### Entries ###

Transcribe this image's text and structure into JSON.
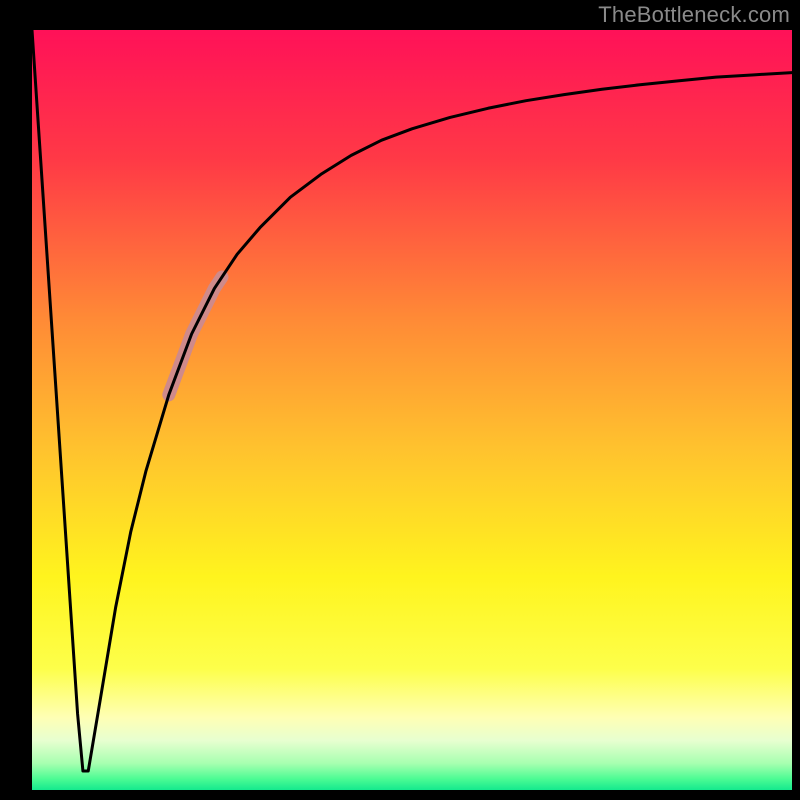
{
  "attribution": "TheBottleneck.com",
  "colors": {
    "frame": "#000000",
    "attribution_text": "#8a8a8a",
    "curve": "#000000",
    "marker": "#cf8a8a"
  },
  "chart_data": {
    "type": "line",
    "title": "",
    "xlabel": "",
    "ylabel": "",
    "xlim": [
      0,
      100
    ],
    "ylim": [
      0,
      100
    ],
    "grid": false,
    "legend": false,
    "background_gradient": {
      "stops": [
        {
          "offset": 0.0,
          "color": "#ff1158"
        },
        {
          "offset": 0.17,
          "color": "#ff3946"
        },
        {
          "offset": 0.38,
          "color": "#ff8a36"
        },
        {
          "offset": 0.55,
          "color": "#ffc22e"
        },
        {
          "offset": 0.72,
          "color": "#fff41e"
        },
        {
          "offset": 0.84,
          "color": "#fdff4a"
        },
        {
          "offset": 0.905,
          "color": "#feffb5"
        },
        {
          "offset": 0.935,
          "color": "#e7ffd0"
        },
        {
          "offset": 0.965,
          "color": "#a7ffb0"
        },
        {
          "offset": 0.985,
          "color": "#4efc94"
        },
        {
          "offset": 1.0,
          "color": "#15e98e"
        }
      ]
    },
    "series": [
      {
        "name": "bottleneck-curve",
        "comment": "x in 0..100, y is bottleneck% (0=green/good at bottom, 100=red/top). Values estimated from pixel positions.",
        "x": [
          0,
          1,
          2,
          3,
          4,
          5,
          6,
          6.7,
          7.4,
          9,
          11,
          13,
          15,
          18,
          21,
          24,
          27,
          30,
          34,
          38,
          42,
          46,
          50,
          55,
          60,
          65,
          70,
          75,
          80,
          85,
          90,
          95,
          100
        ],
        "y": [
          100,
          85,
          70,
          55,
          40,
          25,
          10,
          2.5,
          2.5,
          12,
          24,
          34,
          42,
          52,
          60,
          66,
          70.5,
          74,
          78,
          81,
          83.5,
          85.5,
          87,
          88.5,
          89.7,
          90.7,
          91.5,
          92.2,
          92.8,
          93.3,
          93.8,
          94.1,
          94.4
        ]
      }
    ],
    "marker": {
      "comment": "Thick pink stroke overlaid on the curve in this x-range.",
      "x_start": 18,
      "x_end": 25,
      "thickness_px": 13
    }
  }
}
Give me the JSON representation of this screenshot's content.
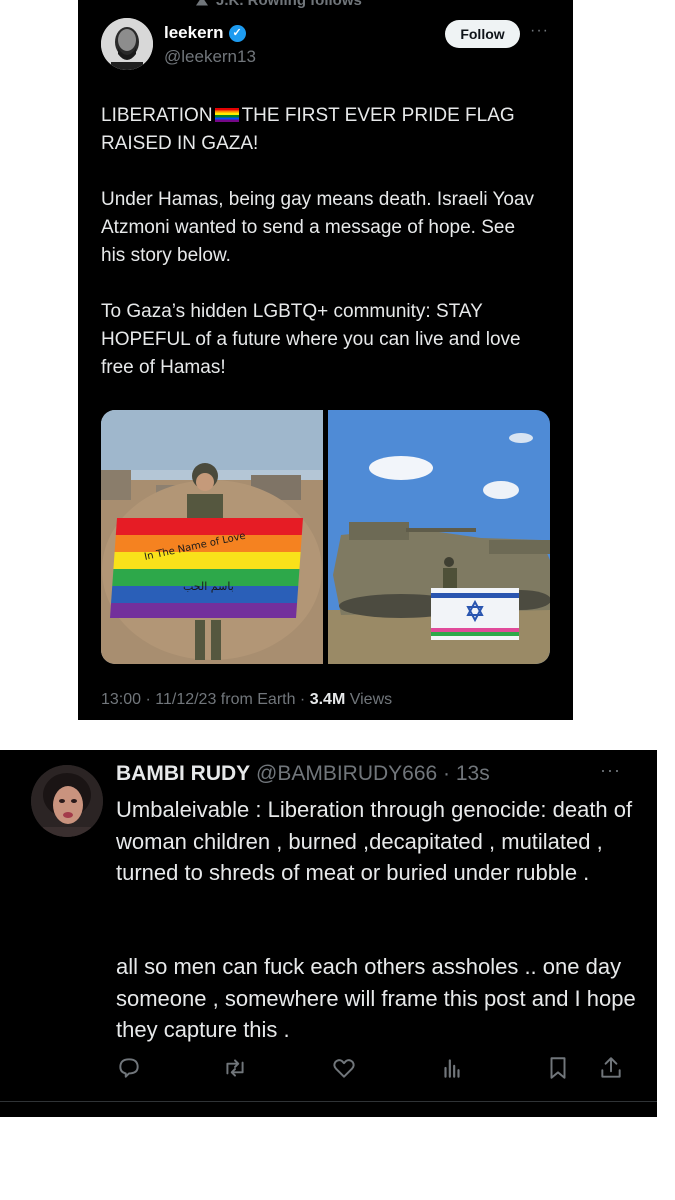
{
  "original_tweet": {
    "social_context": "J.K. Rowling follows",
    "author": {
      "name": "leekern",
      "handle": "@leekern13",
      "verified": true
    },
    "follow_label": "Follow",
    "more_label": "···",
    "text_line1_before_flag": "LIBERATION",
    "text_line1_after_flag": "THE FIRST EVER PRIDE FLAG",
    "text_line2": "RAISED IN GAZA!",
    "paragraph2": "Under Hamas, being gay means death. Israeli Yoav Atzmoni wanted to send a message of hope. See his story below.",
    "paragraph3": "To Gaza’s hidden LGBTQ+ community: STAY HOPEFUL of a future where you can live and love free of Hamas!",
    "images": [
      {
        "description": "soldier-holding-pride-flag",
        "flag_text_1": "In The Name of Love",
        "flag_text_2": "باسم الحب"
      },
      {
        "description": "soldier-with-israeli-pride-flag-by-tanks"
      }
    ],
    "meta_prefix": "13:00 · 11/12/23 from Earth · ",
    "views_count": "3.4M",
    "views_label": " Views"
  },
  "reply": {
    "author_name": "BAMBI RUDY",
    "handle_time": " @BAMBIRUDY666 · 13s",
    "more_label": "···",
    "paragraph1": "Umbaleivable : Liberation through genocide: death of woman children , burned ,decapitated , mutilated , turned to shreds of meat or buried under rubble .",
    "paragraph2": "all so men can fuck each others assholes .. one day someone , somewhere will frame this post and I hope they capture this .",
    "actions": [
      "reply-icon",
      "retweet-icon",
      "like-icon",
      "views-icon",
      "bookmark-icon",
      "share-icon"
    ]
  }
}
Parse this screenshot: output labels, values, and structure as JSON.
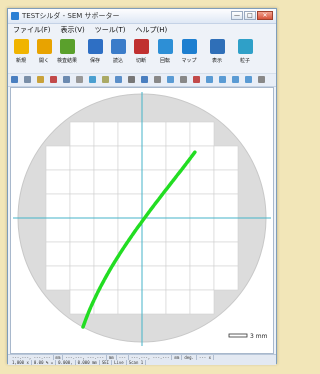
{
  "window": {
    "title": "TESTシルダ - SEM サポーター",
    "min_symbol": "—",
    "max_symbol": "□",
    "close_symbol": "✕"
  },
  "menu": [
    "ファイル(F)",
    "表示(V)",
    "ツール(T)",
    "ヘルプ(H)"
  ],
  "toolbar": {
    "buttons": [
      {
        "label": "新規",
        "icon": "new-file-icon",
        "color": "#f0b400"
      },
      {
        "label": "開く",
        "icon": "open-folder-icon",
        "color": "#e8a300"
      },
      {
        "label": "検査結果",
        "icon": "inspection-result-icon",
        "color": "#5aa02c"
      },
      {
        "label": "保存",
        "icon": "save-icon",
        "color": "#2e6fc4"
      },
      {
        "label": "読込",
        "icon": "load-icon",
        "color": "#3b7cc9"
      },
      {
        "label": "切断",
        "icon": "disconnect-icon",
        "color": "#c03030"
      },
      {
        "label": "回転",
        "icon": "rotate-icon",
        "color": "#2d8fd6"
      },
      {
        "label": "マップ",
        "icon": "map-icon",
        "color": "#1e7fd0"
      },
      {
        "label": "表示",
        "icon": "display-icon",
        "color": "#2f6fb8"
      },
      {
        "label": "粒子",
        "icon": "particle-icon",
        "color": "#2fa0c8"
      }
    ]
  },
  "statusbar": {
    "row1": [
      "---.---, ---.---",
      "mm",
      "---.---, ---.---",
      "mm",
      "---",
      "---.---, ---.---",
      "mm",
      "deg.",
      "--- x"
    ],
    "row2": [
      "1,000 x",
      "0.00 % =",
      "0.000,",
      "0.000 mm",
      "SEI",
      "Live",
      "Scan 1"
    ]
  },
  "wafer": {
    "scale_label": "3 mm",
    "colors": {
      "background": "#dcdcdc",
      "die": "#ffffff",
      "axis": "#45b3c8",
      "trace": "#22dd22"
    }
  }
}
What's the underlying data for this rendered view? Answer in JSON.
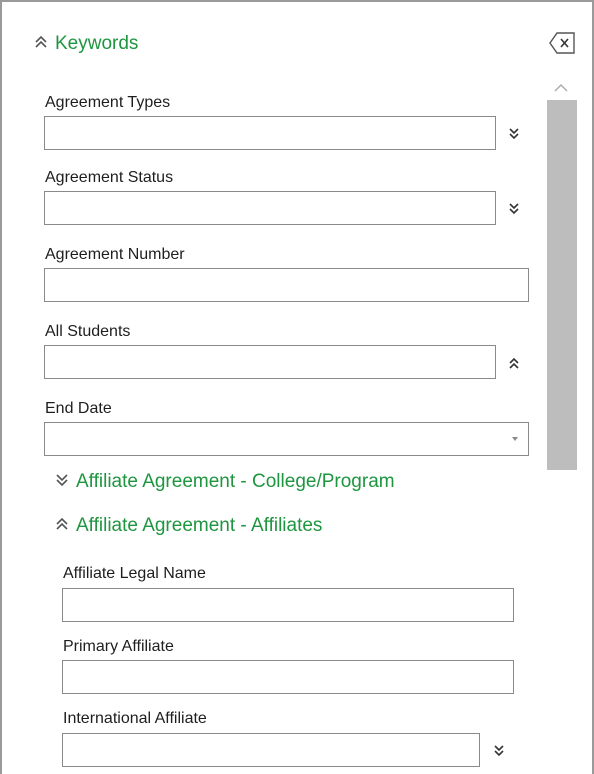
{
  "panel": {
    "keywords_title": "Keywords",
    "close_icon": "close-clear-icon"
  },
  "fields": {
    "agreement_types": {
      "label": "Agreement Types",
      "value": ""
    },
    "agreement_status": {
      "label": "Agreement Status",
      "value": ""
    },
    "agreement_number": {
      "label": "Agreement Number",
      "value": ""
    },
    "all_students": {
      "label": "All Students",
      "value": ""
    },
    "end_date": {
      "label": "End Date",
      "value": ""
    }
  },
  "sections": {
    "college_program": {
      "title": "Affiliate Agreement - College/Program",
      "state": "collapsed"
    },
    "affiliates": {
      "title": "Affiliate Agreement - Affiliates",
      "state": "expanded"
    }
  },
  "affiliate_fields": {
    "legal_name": {
      "label": "Affiliate Legal Name",
      "value": ""
    },
    "primary": {
      "label": "Primary Affiliate",
      "value": ""
    },
    "international": {
      "label": "International Affiliate",
      "value": ""
    }
  },
  "colors": {
    "accent_green": "#1e9640",
    "border": "#8a8a8a",
    "scrollbar_thumb": "#bdbdbd"
  }
}
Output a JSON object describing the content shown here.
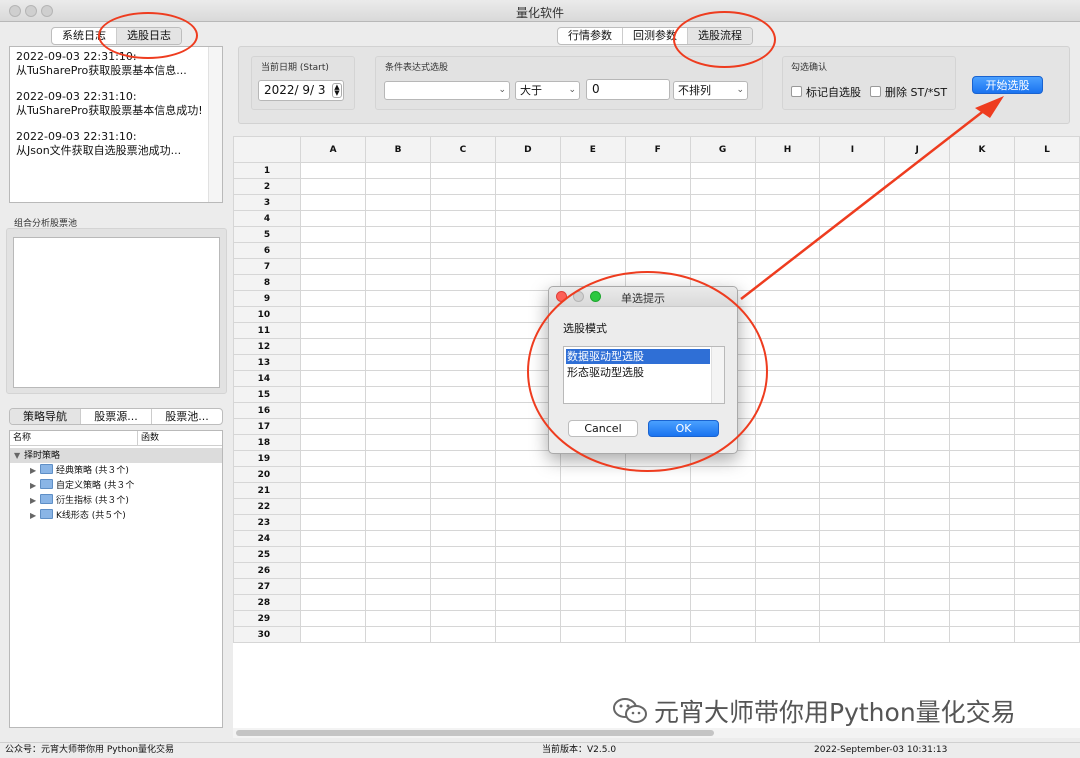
{
  "window": {
    "title": "量化软件"
  },
  "left_tabs": [
    {
      "label": "系统日志"
    },
    {
      "label": "选股日志"
    }
  ],
  "log_entries": [
    {
      "time": "2022-09-03 22:31:10:",
      "message": "从TuSharePro获取股票基本信息..."
    },
    {
      "time": "2022-09-03 22:31:10:",
      "message": "从TuSharePro获取股票基本信息成功!"
    },
    {
      "time": "2022-09-03 22:31:10:",
      "message": "从Json文件获取自选股票池成功..."
    }
  ],
  "pool_label": "组合分析股票池",
  "nav_tabs": [
    {
      "label": "策略导航"
    },
    {
      "label": "股票源..."
    },
    {
      "label": "股票池..."
    }
  ],
  "tree": {
    "headers": {
      "name": "名称",
      "func": "函数"
    },
    "root": "择时策略",
    "children": [
      {
        "label": "经典策略 (共３个)"
      },
      {
        "label": "自定义策略 (共３个"
      },
      {
        "label": "衍生指标 (共３个)"
      },
      {
        "label": "K线形态 (共５个)"
      }
    ]
  },
  "main_tabs": [
    {
      "label": "行情参数"
    },
    {
      "label": "回测参数"
    },
    {
      "label": "选股流程"
    }
  ],
  "date": {
    "label": "当前日期 (Start)",
    "value": "2022/  9/  3"
  },
  "condition": {
    "label": "条件表达式选股",
    "expr_value": "",
    "op_value": "大于",
    "number_value": "0",
    "sort_value": "不排列"
  },
  "confirm": {
    "label": "勾选确认",
    "mark_label": "标记自选股",
    "delete_label": "删除 ST/*ST"
  },
  "start_button": "开始选股",
  "grid": {
    "columns": [
      "A",
      "B",
      "C",
      "D",
      "E",
      "F",
      "G",
      "H",
      "I",
      "J",
      "K",
      "L"
    ],
    "rows": [
      "1",
      "2",
      "3",
      "4",
      "5",
      "6",
      "7",
      "8",
      "9",
      "10",
      "11",
      "12",
      "13",
      "14",
      "15",
      "16",
      "17",
      "18",
      "19",
      "20",
      "21",
      "22",
      "23",
      "24",
      "25",
      "26",
      "27",
      "28",
      "29",
      "30"
    ]
  },
  "dialog": {
    "title": "单选提示",
    "prompt": "选股模式",
    "options": [
      {
        "label": "数据驱动型选股"
      },
      {
        "label": "形态驱动型选股"
      }
    ],
    "cancel": "Cancel",
    "ok": "OK"
  },
  "status": {
    "account": "公众号：元宵大师带你用 Python量化交易",
    "version": "当前版本：V2.5.0",
    "datetime": "2022-September-03 10:31:13"
  },
  "watermark": "元宵大师带你用Python量化交易",
  "colors": {
    "annotation": "#ee3c1f",
    "primary": "#1a73f0",
    "selection": "#2f6fd6"
  }
}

###

## Exercise objective:
Which lines hold the word "children"? Show each one.

## Response:
    "paragraph1": "Umbaleivable : Liberation through genocide: death of woman children , burned ,decapitated , mutilated , turned to shreds of meat or buried under rubble .",
    "children": [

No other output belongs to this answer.